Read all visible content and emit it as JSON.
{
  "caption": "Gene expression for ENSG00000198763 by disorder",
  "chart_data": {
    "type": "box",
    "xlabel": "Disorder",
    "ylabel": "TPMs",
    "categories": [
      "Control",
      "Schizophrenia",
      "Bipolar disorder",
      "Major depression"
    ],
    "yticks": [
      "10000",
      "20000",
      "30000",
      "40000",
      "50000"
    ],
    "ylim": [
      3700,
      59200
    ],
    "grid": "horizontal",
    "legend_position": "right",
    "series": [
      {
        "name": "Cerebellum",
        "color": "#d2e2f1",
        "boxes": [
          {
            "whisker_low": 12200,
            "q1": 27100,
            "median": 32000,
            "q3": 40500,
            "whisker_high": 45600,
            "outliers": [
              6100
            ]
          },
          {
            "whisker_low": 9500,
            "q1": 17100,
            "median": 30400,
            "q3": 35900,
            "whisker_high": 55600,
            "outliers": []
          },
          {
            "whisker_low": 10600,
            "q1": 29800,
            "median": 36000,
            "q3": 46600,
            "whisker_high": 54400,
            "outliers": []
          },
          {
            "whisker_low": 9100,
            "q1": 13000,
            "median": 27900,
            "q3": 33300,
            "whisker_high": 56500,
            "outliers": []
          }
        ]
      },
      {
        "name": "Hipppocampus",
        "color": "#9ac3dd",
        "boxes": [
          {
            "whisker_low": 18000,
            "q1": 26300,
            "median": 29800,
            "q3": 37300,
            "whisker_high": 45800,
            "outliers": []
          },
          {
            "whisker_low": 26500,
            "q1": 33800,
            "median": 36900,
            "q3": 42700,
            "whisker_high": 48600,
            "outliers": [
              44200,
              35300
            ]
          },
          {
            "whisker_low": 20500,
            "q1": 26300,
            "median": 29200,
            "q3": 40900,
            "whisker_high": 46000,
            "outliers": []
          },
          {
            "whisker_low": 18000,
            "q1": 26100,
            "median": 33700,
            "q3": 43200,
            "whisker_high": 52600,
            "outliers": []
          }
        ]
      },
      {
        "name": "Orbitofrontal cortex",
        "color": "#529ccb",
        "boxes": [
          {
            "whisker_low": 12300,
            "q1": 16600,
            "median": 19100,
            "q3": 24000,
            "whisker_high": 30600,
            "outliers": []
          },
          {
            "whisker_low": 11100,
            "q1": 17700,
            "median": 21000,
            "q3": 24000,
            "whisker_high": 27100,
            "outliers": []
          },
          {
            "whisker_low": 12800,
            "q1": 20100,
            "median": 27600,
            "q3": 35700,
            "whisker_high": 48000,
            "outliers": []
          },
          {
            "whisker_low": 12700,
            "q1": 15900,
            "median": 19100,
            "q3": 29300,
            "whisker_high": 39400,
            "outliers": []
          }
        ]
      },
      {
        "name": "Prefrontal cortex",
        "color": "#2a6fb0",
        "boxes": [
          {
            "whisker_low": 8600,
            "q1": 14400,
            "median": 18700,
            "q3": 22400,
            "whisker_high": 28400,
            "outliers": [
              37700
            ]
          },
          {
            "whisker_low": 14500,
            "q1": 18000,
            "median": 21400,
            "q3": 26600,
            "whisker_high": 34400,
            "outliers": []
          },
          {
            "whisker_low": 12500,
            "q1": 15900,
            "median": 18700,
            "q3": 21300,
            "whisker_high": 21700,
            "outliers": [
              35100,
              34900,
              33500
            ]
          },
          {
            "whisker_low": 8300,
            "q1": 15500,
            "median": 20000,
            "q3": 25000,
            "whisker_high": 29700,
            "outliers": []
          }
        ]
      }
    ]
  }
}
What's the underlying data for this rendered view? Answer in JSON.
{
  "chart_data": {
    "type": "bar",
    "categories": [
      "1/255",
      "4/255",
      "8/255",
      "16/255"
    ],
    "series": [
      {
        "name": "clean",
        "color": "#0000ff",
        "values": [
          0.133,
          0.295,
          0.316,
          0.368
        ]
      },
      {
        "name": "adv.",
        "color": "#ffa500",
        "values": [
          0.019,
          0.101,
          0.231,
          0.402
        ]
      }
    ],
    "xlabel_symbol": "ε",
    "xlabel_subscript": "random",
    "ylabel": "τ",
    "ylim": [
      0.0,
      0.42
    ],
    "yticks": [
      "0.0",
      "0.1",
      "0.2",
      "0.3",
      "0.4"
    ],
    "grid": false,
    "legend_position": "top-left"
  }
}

» REQUIREMENTS
Copy out the data shown above without altering anything.

» EXPECTED ANSWER
Read all visible content and emit it as JSON.
{
  "caption": "Gene expression for ENSG00000198763 by disorder",
  "chart_data": {
    "type": "box",
    "xlabel": "Disorder",
    "ylabel": "TPMs",
    "categories": [
      "Control",
      "Schizophrenia",
      "Bipolar disorder",
      "Major depression"
    ],
    "yticks": [
      "10000",
      "20000",
      "30000",
      "40000",
      "50000"
    ],
    "ylim": [
      3700,
      59200
    ],
    "grid": "horizontal",
    "legend_position": "right",
    "series": [
      {
        "name": "Cerebellum",
        "color": "#d2e2f1",
        "boxes": [
          {
            "whisker_low": 12200,
            "q1": 27100,
            "median": 32000,
            "q3": 40500,
            "whisker_high": 45600,
            "outliers": [
              6100
            ]
          },
          {
            "whisker_low": 9500,
            "q1": 17100,
            "median": 30400,
            "q3": 35900,
            "whisker_high": 55600,
            "outliers": []
          },
          {
            "whisker_low": 10600,
            "q1": 29800,
            "median": 36000,
            "q3": 46600,
            "whisker_high": 54400,
            "outliers": []
          },
          {
            "whisker_low": 9100,
            "q1": 13000,
            "median": 27900,
            "q3": 33300,
            "whisker_high": 56500,
            "outliers": []
          }
        ]
      },
      {
        "name": "Hipppocampus",
        "color": "#9ac3dd",
        "boxes": [
          {
            "whisker_low": 18000,
            "q1": 26300,
            "median": 29800,
            "q3": 37300,
            "whisker_high": 45800,
            "outliers": []
          },
          {
            "whisker_low": 26500,
            "q1": 33800,
            "median": 36900,
            "q3": 42700,
            "whisker_high": 48600,
            "outliers": [
              44200,
              35300
            ]
          },
          {
            "whisker_low": 20500,
            "q1": 26300,
            "median": 29200,
            "q3": 40900,
            "whisker_high": 46000,
            "outliers": []
          },
          {
            "whisker_low": 18000,
            "q1": 26100,
            "median": 33700,
            "q3": 43200,
            "whisker_high": 52600,
            "outliers": []
          }
        ]
      },
      {
        "name": "Orbitofrontal cortex",
        "color": "#529ccb",
        "boxes": [
          {
            "whisker_low": 12300,
            "q1": 16600,
            "median": 19100,
            "q3": 24000,
            "whisker_high": 30600,
            "outliers": []
          },
          {
            "whisker_low": 11100,
            "q1": 17700,
            "median": 21000,
            "q3": 24000,
            "whisker_high": 27100,
            "outliers": []
          },
          {
            "whisker_low": 12800,
            "q1": 20100,
            "median": 27600,
            "q3": 35700,
            "whisker_high": 48000,
            "outliers": []
          },
          {
            "whisker_low": 12700,
            "q1": 15900,
            "median": 19100,
            "q3": 29300,
            "whisker_high": 39400,
            "outliers": []
          }
        ]
      },
      {
        "name": "Prefrontal cortex",
        "color": "#2a6fb0",
        "boxes": [
          {
            "whisker_low": 8600,
            "q1": 14400,
            "median": 18700,
            "q3": 22400,
            "whisker_high": 28400,
            "outliers": [
              37700
            ]
          },
          {
            "whisker_low": 14500,
            "q1": 18000,
            "median": 21400,
            "q3": 26600,
            "whisker_high": 34400,
            "outliers": []
          },
          {
            "whisker_low": 12500,
            "q1": 15900,
            "median": 18700,
            "q3": 21300,
            "whisker_high": 21700,
            "outliers": [
              35100,
              34900,
              33500
            ]
          },
          {
            "whisker_low": 8300,
            "q1": 15500,
            "median": 20000,
            "q3": 25000,
            "whisker_high": 29700,
            "outliers": []
          }
        ]
      }
    ]
  }
}
What's the underlying data for this rendered view? Answer in JSON.
{
  "chart_data": {
    "type": "bar",
    "categories": [
      "1/255",
      "4/255",
      "8/255",
      "16/255"
    ],
    "series": [
      {
        "name": "clean",
        "color": "#0000ff",
        "values": [
          0.133,
          0.295,
          0.316,
          0.368
        ]
      },
      {
        "name": "adv.",
        "color": "#ffa500",
        "values": [
          0.019,
          0.101,
          0.231,
          0.402
        ]
      }
    ],
    "xlabel_symbol": "ε",
    "xlabel_subscript": "random",
    "ylabel": "τ",
    "ylim": [
      0.0,
      0.42
    ],
    "yticks": [
      "0.0",
      "0.1",
      "0.2",
      "0.3",
      "0.4"
    ],
    "grid": false,
    "legend_position": "top-left"
  }
}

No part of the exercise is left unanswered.